### [PROVIDED MATERIAL]

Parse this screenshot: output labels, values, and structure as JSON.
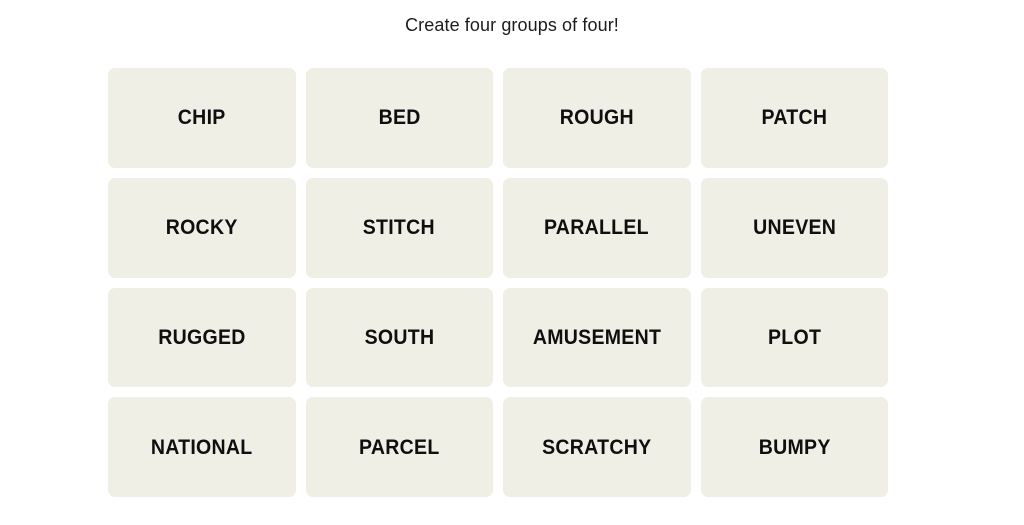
{
  "page": {
    "background_color": "#ffffff"
  },
  "header": {
    "instruction": "Create four groups of four!"
  },
  "board": {
    "rows": 4,
    "columns": 4,
    "tile_background_color": "#efefe6",
    "tile_text_color": "#0f0f0f",
    "tiles": [
      {
        "word": "CHIP"
      },
      {
        "word": "BED"
      },
      {
        "word": "ROUGH"
      },
      {
        "word": "PATCH"
      },
      {
        "word": "ROCKY"
      },
      {
        "word": "STITCH"
      },
      {
        "word": "PARALLEL"
      },
      {
        "word": "UNEVEN"
      },
      {
        "word": "RUGGED"
      },
      {
        "word": "SOUTH"
      },
      {
        "word": "AMUSEMENT"
      },
      {
        "word": "PLOT"
      },
      {
        "word": "NATIONAL"
      },
      {
        "word": "PARCEL"
      },
      {
        "word": "SCRATCHY"
      },
      {
        "word": "BUMPY"
      }
    ]
  }
}
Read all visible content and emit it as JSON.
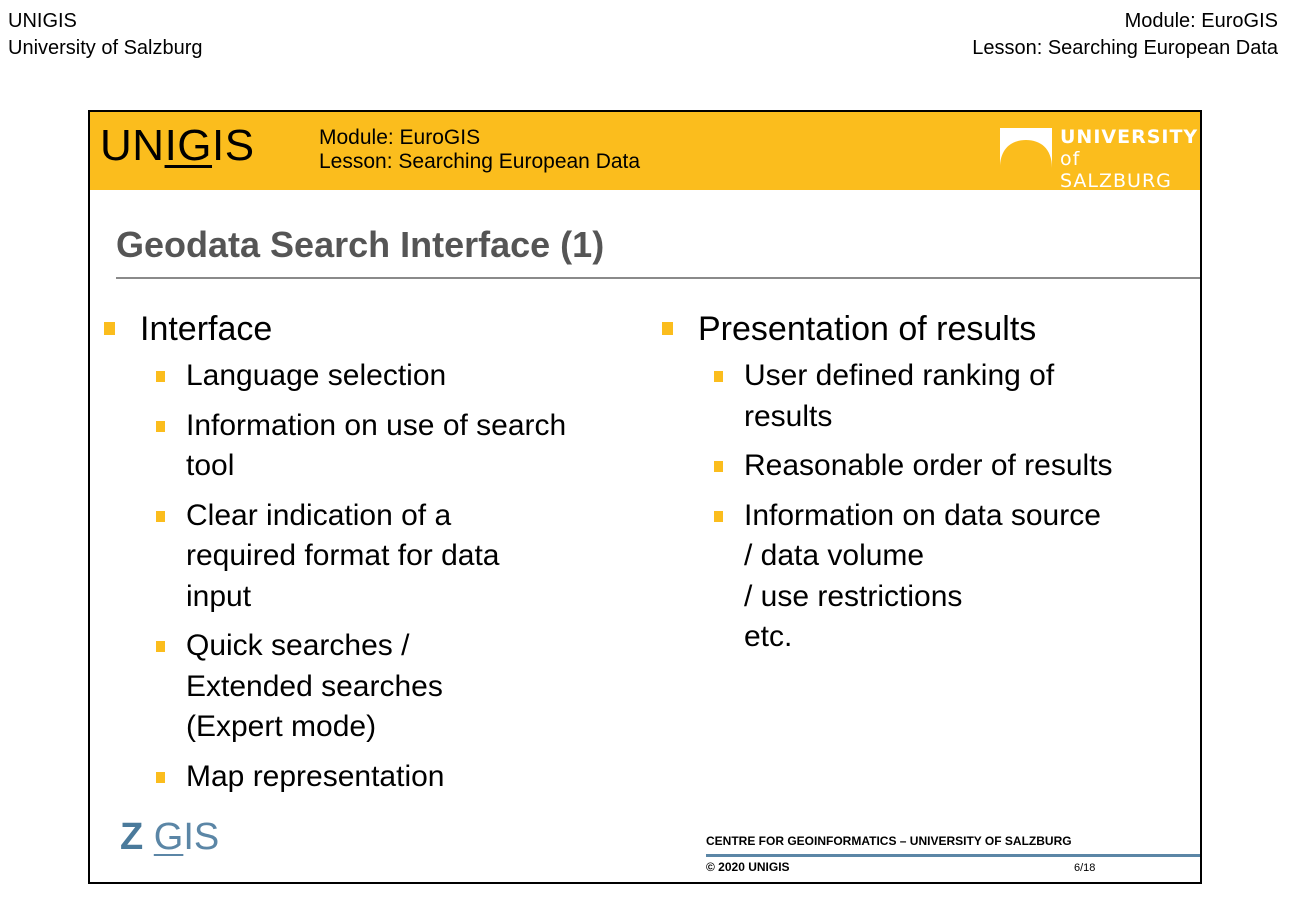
{
  "page_header": {
    "left_line1": "UNIGIS",
    "left_line2": "University of Salzburg",
    "right_line1": "Module: EuroGIS",
    "right_line2": "Lesson: Searching European Data"
  },
  "slide": {
    "banner": {
      "logo_prefix": "UN",
      "logo_underlined": "IG",
      "logo_suffix": "IS",
      "module": "Module: EuroGIS",
      "lesson": "Lesson: Searching European Data",
      "university_line1": "UNIVERSITY",
      "university_line2": "of SALZBURG"
    },
    "title": "Geodata Search Interface (1)",
    "left_column": {
      "heading": "Interface",
      "items": [
        {
          "lines": [
            "Language selection"
          ]
        },
        {
          "lines": [
            "Information on use of search",
            "tool"
          ]
        },
        {
          "lines": [
            "Clear indication of a",
            "required format for data",
            "input"
          ]
        },
        {
          "lines": [
            "Quick searches /",
            "Extended searches",
            "(Expert mode)"
          ]
        },
        {
          "lines": [
            "Map representation"
          ]
        }
      ]
    },
    "right_column": {
      "heading": "Presentation of results",
      "items": [
        {
          "lines": [
            "User defined ranking of",
            "results"
          ]
        },
        {
          "lines": [
            "Reasonable order of results"
          ]
        },
        {
          "lines": [
            "Information on data source",
            "/ data volume",
            "/ use restrictions",
            "etc."
          ]
        }
      ]
    },
    "footer": {
      "zgis_z": "Z",
      "zgis_g": "G",
      "zgis_rest": "IS",
      "centre": "CENTRE FOR GEOINFORMATICS – UNIVERSITY OF SALZBURG",
      "copyright": "© 2020 UNIGIS",
      "page": "6/18"
    },
    "colors": {
      "banner": "#fbbd1d",
      "bullet": "#fbbd1d",
      "title": "#555555",
      "zgis": "#5b86a6"
    }
  }
}
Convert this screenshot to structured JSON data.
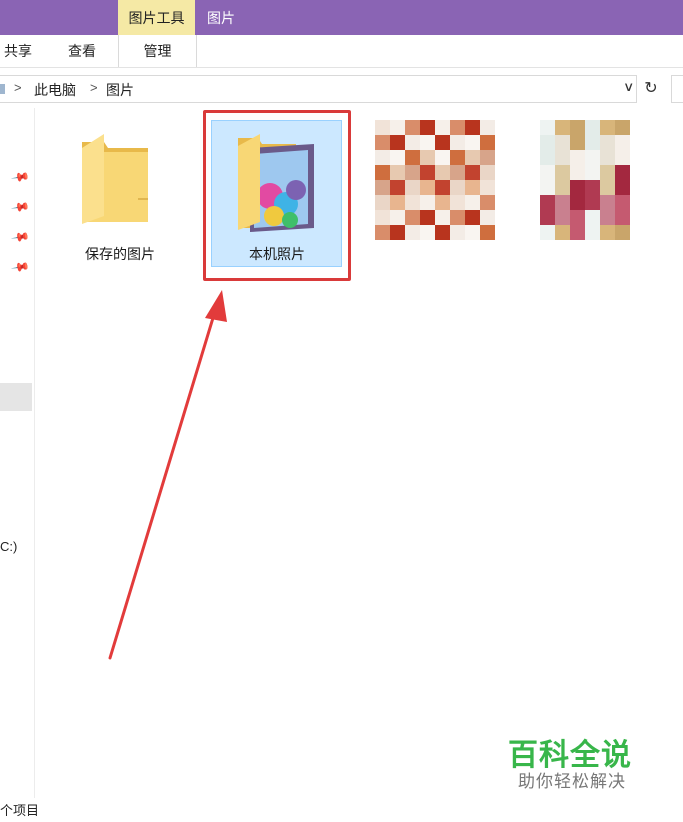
{
  "ribbon": {
    "context_tab": "图片工具",
    "context_title": "图片",
    "tabs": [
      {
        "label": "共享"
      },
      {
        "label": "查看"
      },
      {
        "label": "管理"
      }
    ]
  },
  "address": {
    "crumbs": [
      "此电脑",
      "图片"
    ],
    "separator": ">"
  },
  "nav": {
    "drive_label": "C:)"
  },
  "files": [
    {
      "name": "保存的图片",
      "icon": "folder-icon",
      "selected": false
    },
    {
      "name": "本机照片",
      "icon": "photo-folder-icon",
      "selected": true
    },
    {
      "name": "",
      "icon": "pixelated-image-thumbnail",
      "selected": false
    },
    {
      "name": "",
      "icon": "pixelated-image-thumbnail",
      "selected": false
    }
  ],
  "status": {
    "count_text": "个项目"
  },
  "watermark": {
    "title": "百科全说",
    "subtitle": "助你轻松解决"
  },
  "colors": {
    "titlebar": "#8a64b4",
    "context_tab": "#f5e9a5",
    "selection": "#cce8ff",
    "highlight_box": "#d93a3a",
    "arrow": "#e23b3b",
    "watermark_green": "#38b64a"
  }
}
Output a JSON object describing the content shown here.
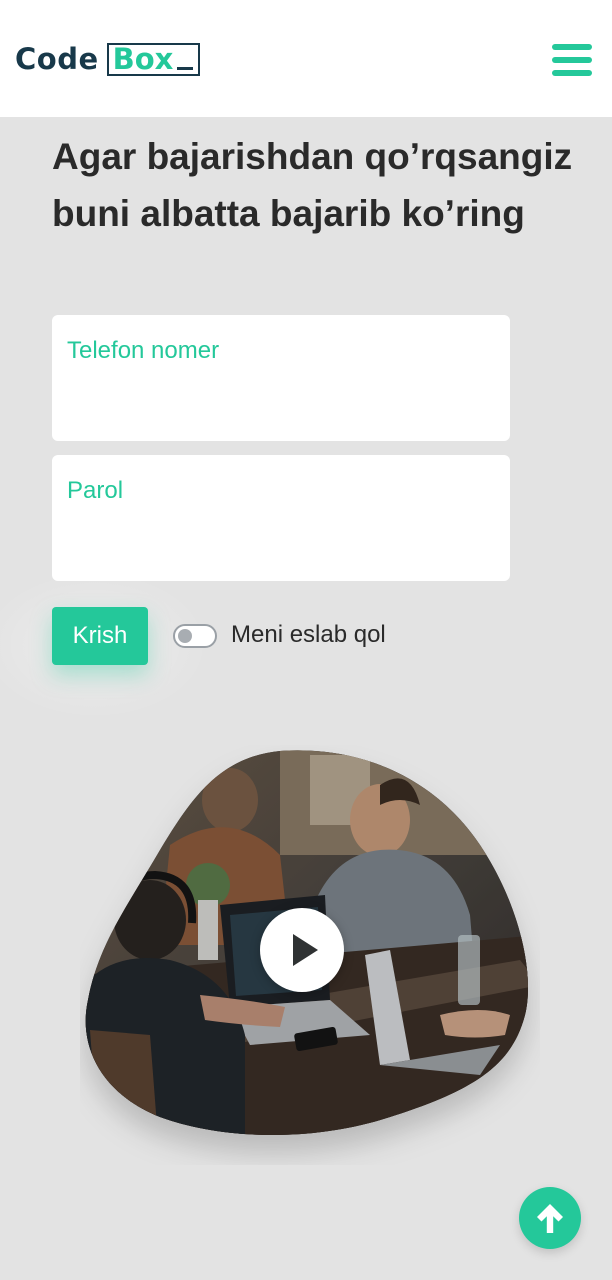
{
  "header": {
    "logo": {
      "code": "Code",
      "box": "Box"
    },
    "menu_icon": "hamburger-menu-icon"
  },
  "hero": {
    "heading": "Agar bajarishdan qo’rqsangiz buni albatta bajarib ko’ring"
  },
  "form": {
    "phone_placeholder": "Telefon nomer",
    "password_placeholder": "Parol",
    "submit_label": "Krish",
    "remember_label": "Meni eslab qol",
    "remember_checked": false
  },
  "media": {
    "play_icon": "play-icon"
  },
  "scroll_top_icon": "arrow-up-icon",
  "colors": {
    "accent": "#24c89a",
    "brand_dark": "#18394a",
    "background": "#e3e3e3",
    "text": "#2a2a2a"
  }
}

### [TASK DETAILS]
Print every entry exactly as written, without the pictures.

### [EXERCISE RESPONSE]
Parse this screenshot: output labels, values, and structure as JSON.
{
  "page": {
    "background_color": "#ffffff"
  },
  "header": {
    "instruction": "Create four groups of four!"
  },
  "board": {
    "rows": 4,
    "columns": 4,
    "tile_background_color": "#efefe6",
    "tile_text_color": "#0f0f0f",
    "tiles": [
      {
        "word": "CHIP"
      },
      {
        "word": "BED"
      },
      {
        "word": "ROUGH"
      },
      {
        "word": "PATCH"
      },
      {
        "word": "ROCKY"
      },
      {
        "word": "STITCH"
      },
      {
        "word": "PARALLEL"
      },
      {
        "word": "UNEVEN"
      },
      {
        "word": "RUGGED"
      },
      {
        "word": "SOUTH"
      },
      {
        "word": "AMUSEMENT"
      },
      {
        "word": "PLOT"
      },
      {
        "word": "NATIONAL"
      },
      {
        "word": "PARCEL"
      },
      {
        "word": "SCRATCHY"
      },
      {
        "word": "BUMPY"
      }
    ]
  }
}
Read all visible content and emit it as JSON.
{
  "page_header": {
    "left_line1": "UNIGIS",
    "left_line2": "University of Salzburg",
    "right_line1": "Module: EuroGIS",
    "right_line2": "Lesson: Searching European Data"
  },
  "slide": {
    "banner": {
      "logo_prefix": "UN",
      "logo_underlined": "IG",
      "logo_suffix": "IS",
      "module": "Module: EuroGIS",
      "lesson": "Lesson: Searching European Data",
      "university_line1": "UNIVERSITY",
      "university_line2": "of SALZBURG"
    },
    "title": "Geodata Search Interface (1)",
    "left_column": {
      "heading": "Interface",
      "items": [
        {
          "lines": [
            "Language selection"
          ]
        },
        {
          "lines": [
            "Information on use of search",
            "tool"
          ]
        },
        {
          "lines": [
            "Clear indication of a",
            "required format for data",
            "input"
          ]
        },
        {
          "lines": [
            "Quick searches /",
            "Extended searches",
            "(Expert mode)"
          ]
        },
        {
          "lines": [
            "Map representation"
          ]
        }
      ]
    },
    "right_column": {
      "heading": "Presentation of results",
      "items": [
        {
          "lines": [
            "User defined ranking of",
            "results"
          ]
        },
        {
          "lines": [
            "Reasonable order of results"
          ]
        },
        {
          "lines": [
            "Information on data source",
            "/ data volume",
            "/ use restrictions",
            "etc."
          ]
        }
      ]
    },
    "footer": {
      "zgis_z": "Z",
      "zgis_g": "G",
      "zgis_rest": "IS",
      "centre": "CENTRE FOR GEOINFORMATICS – UNIVERSITY OF SALZBURG",
      "copyright": "© 2020 UNIGIS",
      "page": "6/18"
    },
    "colors": {
      "banner": "#fbbd1d",
      "bullet": "#fbbd1d",
      "title": "#555555",
      "zgis": "#5b86a6"
    }
  }
}
Convert this screenshot to structured JSON data.
{
  "ribbon": {
    "context_tab": "图片工具",
    "context_title": "图片",
    "tabs": [
      {
        "label": "共享"
      },
      {
        "label": "查看"
      },
      {
        "label": "管理"
      }
    ]
  },
  "address": {
    "crumbs": [
      "此电脑",
      "图片"
    ],
    "separator": ">"
  },
  "nav": {
    "drive_label": "C:)"
  },
  "files": [
    {
      "name": "保存的图片",
      "icon": "folder-icon",
      "selected": false
    },
    {
      "name": "本机照片",
      "icon": "photo-folder-icon",
      "selected": true
    },
    {
      "name": "",
      "icon": "pixelated-image-thumbnail",
      "selected": false
    },
    {
      "name": "",
      "icon": "pixelated-image-thumbnail",
      "selected": false
    }
  ],
  "status": {
    "count_text": "个项目"
  },
  "watermark": {
    "title": "百科全说",
    "subtitle": "助你轻松解决"
  },
  "colors": {
    "titlebar": "#8a64b4",
    "context_tab": "#f5e9a5",
    "selection": "#cce8ff",
    "highlight_box": "#d93a3a",
    "arrow": "#e23b3b",
    "watermark_green": "#38b64a"
  }
}
Output a JSON object describing the content shown here.
{
  "header": {
    "logo": {
      "code": "Code",
      "box": "Box"
    },
    "menu_icon": "hamburger-menu-icon"
  },
  "hero": {
    "heading": "Agar bajarishdan qo’rqsangiz buni albatta bajarib ko’ring"
  },
  "form": {
    "phone_placeholder": "Telefon nomer",
    "password_placeholder": "Parol",
    "submit_label": "Krish",
    "remember_label": "Meni eslab qol",
    "remember_checked": false
  },
  "media": {
    "play_icon": "play-icon"
  },
  "scroll_top_icon": "arrow-up-icon",
  "colors": {
    "accent": "#24c89a",
    "brand_dark": "#18394a",
    "background": "#e3e3e3",
    "text": "#2a2a2a"
  }
}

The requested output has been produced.